● WHAT IS REQUIRED:
Count the lines in the records below that contain the string "今日有安排", with case counting, and give only the number.

Records from a dataset:
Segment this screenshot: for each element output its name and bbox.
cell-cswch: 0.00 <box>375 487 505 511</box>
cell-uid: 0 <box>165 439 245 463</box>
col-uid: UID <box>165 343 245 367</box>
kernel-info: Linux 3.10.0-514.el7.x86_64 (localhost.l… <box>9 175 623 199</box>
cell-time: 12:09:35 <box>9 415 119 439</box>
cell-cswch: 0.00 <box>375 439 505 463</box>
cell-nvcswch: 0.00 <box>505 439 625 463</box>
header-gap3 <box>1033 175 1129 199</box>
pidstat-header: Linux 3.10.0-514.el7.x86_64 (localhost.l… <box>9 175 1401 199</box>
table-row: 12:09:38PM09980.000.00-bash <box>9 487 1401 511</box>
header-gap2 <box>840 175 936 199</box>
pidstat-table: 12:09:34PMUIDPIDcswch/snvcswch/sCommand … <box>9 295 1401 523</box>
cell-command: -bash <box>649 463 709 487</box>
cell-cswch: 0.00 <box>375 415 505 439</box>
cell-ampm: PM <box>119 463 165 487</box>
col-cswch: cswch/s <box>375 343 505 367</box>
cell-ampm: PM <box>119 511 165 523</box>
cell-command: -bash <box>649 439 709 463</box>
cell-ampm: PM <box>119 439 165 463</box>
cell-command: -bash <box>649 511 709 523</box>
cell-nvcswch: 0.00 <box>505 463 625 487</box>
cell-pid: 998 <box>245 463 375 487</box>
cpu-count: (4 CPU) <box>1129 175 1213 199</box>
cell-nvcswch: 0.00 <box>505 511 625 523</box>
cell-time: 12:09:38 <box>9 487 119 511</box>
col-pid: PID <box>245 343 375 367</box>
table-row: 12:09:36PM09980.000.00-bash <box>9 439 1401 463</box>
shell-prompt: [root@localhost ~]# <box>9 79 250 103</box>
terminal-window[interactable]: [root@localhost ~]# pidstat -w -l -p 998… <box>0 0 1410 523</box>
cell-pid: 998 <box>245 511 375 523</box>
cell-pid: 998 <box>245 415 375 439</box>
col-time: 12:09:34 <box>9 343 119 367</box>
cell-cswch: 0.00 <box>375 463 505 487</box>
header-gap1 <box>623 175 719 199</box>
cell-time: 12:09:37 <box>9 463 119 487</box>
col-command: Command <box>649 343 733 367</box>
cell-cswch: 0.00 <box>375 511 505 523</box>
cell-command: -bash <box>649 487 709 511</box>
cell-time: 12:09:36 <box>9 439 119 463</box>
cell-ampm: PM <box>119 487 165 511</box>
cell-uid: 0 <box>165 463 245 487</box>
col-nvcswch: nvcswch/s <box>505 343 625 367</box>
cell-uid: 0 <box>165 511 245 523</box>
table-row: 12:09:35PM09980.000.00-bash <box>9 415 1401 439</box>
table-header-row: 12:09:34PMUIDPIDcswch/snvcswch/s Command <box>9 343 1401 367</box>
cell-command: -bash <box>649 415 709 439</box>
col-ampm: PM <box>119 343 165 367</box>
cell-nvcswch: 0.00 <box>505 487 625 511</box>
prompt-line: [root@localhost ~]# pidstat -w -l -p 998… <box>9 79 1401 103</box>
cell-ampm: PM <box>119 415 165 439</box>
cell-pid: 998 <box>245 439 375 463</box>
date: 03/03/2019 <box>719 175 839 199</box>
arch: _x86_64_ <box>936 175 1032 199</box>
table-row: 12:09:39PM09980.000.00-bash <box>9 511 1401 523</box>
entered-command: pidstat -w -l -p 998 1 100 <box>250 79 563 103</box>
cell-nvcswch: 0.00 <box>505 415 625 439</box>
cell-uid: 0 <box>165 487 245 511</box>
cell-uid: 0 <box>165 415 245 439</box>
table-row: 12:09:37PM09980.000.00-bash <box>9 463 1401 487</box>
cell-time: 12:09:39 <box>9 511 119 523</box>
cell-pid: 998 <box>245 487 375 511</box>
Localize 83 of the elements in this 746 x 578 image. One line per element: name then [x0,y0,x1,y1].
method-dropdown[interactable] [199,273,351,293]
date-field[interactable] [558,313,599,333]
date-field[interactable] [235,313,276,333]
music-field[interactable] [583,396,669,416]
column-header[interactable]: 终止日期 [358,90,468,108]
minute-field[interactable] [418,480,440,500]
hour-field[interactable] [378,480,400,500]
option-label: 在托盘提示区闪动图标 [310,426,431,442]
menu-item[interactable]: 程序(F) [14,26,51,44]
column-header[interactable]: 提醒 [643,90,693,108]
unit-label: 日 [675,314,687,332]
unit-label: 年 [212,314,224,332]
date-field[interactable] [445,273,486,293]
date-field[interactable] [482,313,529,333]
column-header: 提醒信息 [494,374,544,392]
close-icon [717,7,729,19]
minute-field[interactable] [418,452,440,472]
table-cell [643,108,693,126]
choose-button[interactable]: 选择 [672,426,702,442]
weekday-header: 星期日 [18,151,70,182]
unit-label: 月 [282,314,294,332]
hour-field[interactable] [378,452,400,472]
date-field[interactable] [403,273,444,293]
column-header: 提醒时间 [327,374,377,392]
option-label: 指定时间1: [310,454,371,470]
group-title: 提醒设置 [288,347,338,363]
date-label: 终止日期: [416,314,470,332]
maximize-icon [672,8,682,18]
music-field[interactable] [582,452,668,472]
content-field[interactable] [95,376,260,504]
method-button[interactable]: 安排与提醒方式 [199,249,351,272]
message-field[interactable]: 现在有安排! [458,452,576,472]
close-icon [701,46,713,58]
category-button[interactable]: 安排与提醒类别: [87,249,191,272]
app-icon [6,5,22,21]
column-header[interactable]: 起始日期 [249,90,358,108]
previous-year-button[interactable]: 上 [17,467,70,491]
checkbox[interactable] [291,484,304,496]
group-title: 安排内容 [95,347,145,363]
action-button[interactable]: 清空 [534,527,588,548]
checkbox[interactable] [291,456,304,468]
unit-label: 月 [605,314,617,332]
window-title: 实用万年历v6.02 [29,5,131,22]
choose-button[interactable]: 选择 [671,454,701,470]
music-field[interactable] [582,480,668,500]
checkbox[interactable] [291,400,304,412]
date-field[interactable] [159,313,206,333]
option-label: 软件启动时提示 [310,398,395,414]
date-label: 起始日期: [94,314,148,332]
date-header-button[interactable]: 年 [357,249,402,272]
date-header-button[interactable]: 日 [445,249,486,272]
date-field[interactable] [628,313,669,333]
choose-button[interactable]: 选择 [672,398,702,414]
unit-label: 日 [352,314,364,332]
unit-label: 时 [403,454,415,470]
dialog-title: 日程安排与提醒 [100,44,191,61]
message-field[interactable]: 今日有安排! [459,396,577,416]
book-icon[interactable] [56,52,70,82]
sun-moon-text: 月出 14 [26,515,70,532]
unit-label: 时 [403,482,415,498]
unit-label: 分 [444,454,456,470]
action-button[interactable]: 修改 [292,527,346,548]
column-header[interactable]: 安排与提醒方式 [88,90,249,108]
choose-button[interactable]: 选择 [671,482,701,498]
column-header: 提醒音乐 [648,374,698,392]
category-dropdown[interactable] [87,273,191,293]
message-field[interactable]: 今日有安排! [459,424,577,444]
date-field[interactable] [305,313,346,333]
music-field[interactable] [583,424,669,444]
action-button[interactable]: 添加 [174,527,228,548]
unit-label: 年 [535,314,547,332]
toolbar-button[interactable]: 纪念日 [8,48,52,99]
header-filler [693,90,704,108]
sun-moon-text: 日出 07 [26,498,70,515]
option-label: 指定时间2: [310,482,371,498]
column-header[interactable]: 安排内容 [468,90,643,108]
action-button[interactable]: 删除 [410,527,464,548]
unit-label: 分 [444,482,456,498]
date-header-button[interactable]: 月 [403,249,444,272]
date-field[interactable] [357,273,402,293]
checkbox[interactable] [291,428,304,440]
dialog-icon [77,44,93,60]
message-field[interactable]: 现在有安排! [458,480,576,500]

● RESULT FOR THIS TASK:
2